━━ INPUT DATA ━━
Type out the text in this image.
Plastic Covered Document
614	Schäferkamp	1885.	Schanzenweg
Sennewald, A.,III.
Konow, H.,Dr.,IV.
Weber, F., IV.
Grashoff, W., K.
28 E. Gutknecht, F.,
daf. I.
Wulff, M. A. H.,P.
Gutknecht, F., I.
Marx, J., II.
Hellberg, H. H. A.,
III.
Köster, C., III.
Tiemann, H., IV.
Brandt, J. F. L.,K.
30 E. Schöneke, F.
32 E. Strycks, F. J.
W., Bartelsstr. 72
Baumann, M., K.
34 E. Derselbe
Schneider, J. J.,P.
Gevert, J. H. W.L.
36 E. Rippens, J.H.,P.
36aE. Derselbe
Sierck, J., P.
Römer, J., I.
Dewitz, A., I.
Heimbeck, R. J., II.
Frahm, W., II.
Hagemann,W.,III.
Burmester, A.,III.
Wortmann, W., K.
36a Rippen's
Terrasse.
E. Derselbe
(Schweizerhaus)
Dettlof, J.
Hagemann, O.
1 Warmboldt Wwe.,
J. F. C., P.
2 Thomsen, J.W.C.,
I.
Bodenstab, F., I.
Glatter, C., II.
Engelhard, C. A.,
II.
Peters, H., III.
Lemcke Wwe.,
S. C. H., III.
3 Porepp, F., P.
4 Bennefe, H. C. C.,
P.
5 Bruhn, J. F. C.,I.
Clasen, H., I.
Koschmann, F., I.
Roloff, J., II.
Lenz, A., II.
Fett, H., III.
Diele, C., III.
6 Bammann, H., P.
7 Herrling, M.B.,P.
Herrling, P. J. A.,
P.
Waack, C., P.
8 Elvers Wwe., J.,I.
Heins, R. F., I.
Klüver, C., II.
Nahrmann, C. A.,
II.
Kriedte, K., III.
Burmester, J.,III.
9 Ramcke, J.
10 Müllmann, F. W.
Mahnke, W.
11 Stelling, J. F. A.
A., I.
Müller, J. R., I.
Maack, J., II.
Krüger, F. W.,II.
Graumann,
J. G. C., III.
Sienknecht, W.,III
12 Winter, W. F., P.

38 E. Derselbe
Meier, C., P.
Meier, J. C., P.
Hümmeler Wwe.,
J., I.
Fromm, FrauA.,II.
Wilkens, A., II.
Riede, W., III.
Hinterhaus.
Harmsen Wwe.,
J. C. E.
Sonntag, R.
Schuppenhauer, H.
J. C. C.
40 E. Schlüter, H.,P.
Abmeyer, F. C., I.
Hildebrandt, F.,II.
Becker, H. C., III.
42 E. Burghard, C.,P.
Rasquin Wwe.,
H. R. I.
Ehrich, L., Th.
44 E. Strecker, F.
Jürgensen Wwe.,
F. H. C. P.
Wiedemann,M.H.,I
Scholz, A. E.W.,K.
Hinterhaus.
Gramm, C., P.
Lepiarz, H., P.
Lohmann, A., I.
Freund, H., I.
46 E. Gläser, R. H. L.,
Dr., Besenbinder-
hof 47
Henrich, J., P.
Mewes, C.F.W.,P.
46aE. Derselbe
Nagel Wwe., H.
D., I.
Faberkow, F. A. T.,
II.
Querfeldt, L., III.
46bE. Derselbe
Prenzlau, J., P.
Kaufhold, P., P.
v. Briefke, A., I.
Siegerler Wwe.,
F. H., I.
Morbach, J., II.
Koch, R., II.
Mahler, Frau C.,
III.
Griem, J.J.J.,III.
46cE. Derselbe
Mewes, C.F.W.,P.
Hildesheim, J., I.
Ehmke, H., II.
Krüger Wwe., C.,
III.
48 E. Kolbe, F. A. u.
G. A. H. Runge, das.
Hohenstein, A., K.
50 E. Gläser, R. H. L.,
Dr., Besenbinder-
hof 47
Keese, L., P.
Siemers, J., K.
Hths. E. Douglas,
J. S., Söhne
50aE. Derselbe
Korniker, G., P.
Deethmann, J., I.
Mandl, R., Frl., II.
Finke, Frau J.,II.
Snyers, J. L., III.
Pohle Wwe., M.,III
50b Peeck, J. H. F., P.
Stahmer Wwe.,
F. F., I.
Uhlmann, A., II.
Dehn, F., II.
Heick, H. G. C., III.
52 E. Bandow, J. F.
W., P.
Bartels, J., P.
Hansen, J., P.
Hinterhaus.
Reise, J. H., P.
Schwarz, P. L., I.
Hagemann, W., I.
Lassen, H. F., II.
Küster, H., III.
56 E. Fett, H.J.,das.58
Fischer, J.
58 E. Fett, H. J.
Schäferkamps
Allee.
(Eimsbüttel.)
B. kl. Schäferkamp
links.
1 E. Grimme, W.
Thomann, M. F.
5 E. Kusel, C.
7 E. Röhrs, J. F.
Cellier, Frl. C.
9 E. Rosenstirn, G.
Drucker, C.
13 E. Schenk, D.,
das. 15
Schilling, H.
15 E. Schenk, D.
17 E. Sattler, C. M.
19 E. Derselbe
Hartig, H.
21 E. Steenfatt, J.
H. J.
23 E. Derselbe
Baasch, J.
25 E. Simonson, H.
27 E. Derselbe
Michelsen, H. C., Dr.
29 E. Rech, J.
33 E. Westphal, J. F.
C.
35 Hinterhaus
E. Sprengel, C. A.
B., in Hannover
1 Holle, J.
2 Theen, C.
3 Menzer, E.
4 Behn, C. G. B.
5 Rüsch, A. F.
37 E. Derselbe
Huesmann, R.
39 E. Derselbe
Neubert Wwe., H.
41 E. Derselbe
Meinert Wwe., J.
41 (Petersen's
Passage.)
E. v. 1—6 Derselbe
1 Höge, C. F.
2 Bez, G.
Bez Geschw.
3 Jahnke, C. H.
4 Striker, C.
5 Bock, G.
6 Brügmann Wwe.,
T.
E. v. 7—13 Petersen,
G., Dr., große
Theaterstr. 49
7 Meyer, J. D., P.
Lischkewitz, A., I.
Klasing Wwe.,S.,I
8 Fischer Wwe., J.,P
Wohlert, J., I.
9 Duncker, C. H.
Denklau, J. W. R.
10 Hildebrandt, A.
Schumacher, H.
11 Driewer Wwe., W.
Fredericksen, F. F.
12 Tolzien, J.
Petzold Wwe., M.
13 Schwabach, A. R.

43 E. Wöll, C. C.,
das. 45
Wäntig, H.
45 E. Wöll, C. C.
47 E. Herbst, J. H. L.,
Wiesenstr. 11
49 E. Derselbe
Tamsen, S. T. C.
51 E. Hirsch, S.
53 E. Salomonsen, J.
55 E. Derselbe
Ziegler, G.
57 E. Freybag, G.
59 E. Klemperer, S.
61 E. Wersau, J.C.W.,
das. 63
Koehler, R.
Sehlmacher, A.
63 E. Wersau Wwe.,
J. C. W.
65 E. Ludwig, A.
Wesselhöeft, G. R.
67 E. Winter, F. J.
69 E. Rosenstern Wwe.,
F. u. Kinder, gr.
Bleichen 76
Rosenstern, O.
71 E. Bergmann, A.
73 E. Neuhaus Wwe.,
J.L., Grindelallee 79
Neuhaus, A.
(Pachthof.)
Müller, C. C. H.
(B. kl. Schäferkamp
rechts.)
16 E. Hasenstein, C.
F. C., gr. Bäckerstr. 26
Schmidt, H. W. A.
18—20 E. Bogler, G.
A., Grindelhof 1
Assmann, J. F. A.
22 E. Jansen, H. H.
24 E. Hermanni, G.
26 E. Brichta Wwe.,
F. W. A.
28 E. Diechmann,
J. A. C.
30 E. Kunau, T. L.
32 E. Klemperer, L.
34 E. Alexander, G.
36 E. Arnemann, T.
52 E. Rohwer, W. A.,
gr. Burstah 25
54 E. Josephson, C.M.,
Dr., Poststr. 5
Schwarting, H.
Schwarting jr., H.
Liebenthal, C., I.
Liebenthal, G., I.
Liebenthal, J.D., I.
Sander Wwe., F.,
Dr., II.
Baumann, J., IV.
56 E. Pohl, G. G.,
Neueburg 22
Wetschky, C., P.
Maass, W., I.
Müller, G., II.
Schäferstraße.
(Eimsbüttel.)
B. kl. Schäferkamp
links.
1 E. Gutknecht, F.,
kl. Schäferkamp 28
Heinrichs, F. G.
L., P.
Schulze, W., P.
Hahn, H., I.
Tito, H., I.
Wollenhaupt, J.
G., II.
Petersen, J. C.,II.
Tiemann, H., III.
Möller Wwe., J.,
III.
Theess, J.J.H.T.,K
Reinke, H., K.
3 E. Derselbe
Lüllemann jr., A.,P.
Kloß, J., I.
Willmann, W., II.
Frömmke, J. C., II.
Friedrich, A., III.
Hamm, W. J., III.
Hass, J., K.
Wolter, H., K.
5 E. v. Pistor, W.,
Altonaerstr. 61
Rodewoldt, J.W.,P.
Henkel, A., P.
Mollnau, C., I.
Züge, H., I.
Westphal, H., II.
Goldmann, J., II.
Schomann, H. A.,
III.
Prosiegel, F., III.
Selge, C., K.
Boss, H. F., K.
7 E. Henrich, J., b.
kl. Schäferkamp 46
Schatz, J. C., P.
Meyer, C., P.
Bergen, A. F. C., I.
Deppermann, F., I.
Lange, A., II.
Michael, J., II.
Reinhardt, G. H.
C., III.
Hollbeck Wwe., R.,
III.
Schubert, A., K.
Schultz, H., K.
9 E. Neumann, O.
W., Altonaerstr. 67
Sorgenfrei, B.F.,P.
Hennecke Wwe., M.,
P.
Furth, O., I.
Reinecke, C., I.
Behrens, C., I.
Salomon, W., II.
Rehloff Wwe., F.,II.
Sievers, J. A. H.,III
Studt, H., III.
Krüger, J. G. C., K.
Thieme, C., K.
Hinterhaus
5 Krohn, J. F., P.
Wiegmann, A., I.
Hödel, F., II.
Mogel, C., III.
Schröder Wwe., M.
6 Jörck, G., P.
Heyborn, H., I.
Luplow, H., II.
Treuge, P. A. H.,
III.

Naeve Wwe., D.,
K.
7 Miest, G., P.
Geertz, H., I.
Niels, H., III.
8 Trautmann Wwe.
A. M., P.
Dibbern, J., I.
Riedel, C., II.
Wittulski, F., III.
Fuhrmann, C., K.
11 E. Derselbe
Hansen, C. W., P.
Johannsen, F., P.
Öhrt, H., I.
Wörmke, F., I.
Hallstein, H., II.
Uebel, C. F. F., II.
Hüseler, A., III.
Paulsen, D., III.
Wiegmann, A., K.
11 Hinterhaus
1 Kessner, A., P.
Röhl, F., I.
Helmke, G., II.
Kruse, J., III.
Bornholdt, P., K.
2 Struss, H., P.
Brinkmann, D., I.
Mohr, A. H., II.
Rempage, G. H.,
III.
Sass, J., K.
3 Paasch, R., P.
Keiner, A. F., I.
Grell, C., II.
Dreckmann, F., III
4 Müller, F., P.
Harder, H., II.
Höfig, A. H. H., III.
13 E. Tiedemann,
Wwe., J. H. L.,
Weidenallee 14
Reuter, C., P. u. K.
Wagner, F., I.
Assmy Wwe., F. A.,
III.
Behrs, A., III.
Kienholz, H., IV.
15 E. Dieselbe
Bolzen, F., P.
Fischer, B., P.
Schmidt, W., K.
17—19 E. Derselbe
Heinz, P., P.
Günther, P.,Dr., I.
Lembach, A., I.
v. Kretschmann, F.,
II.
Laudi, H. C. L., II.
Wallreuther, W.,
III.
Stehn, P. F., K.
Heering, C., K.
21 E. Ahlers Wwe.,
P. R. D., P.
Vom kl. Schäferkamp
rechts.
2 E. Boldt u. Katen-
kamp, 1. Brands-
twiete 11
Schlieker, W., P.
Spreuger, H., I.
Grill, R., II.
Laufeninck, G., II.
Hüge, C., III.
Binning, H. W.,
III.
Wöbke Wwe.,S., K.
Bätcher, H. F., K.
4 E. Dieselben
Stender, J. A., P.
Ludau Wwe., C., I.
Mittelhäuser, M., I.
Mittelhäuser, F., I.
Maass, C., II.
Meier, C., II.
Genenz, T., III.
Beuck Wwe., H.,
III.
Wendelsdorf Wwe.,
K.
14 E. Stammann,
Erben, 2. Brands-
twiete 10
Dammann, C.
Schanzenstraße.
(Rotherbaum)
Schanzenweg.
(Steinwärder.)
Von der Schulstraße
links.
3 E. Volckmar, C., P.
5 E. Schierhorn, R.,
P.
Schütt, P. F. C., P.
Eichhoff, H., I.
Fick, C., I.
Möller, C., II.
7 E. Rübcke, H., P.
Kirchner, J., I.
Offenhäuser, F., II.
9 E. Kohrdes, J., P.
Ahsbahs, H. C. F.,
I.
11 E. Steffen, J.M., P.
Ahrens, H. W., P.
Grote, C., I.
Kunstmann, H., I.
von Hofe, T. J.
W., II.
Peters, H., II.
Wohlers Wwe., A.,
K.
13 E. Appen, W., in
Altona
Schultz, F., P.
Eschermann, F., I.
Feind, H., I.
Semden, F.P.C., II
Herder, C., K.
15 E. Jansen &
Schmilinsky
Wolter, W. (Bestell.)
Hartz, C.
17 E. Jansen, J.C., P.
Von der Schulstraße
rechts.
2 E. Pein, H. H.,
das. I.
━━━
SHORT PROBLEM — Across the records, how many lines contain "Fett"? Only the number should be given.

SOLUTION TO THIS TASK — 3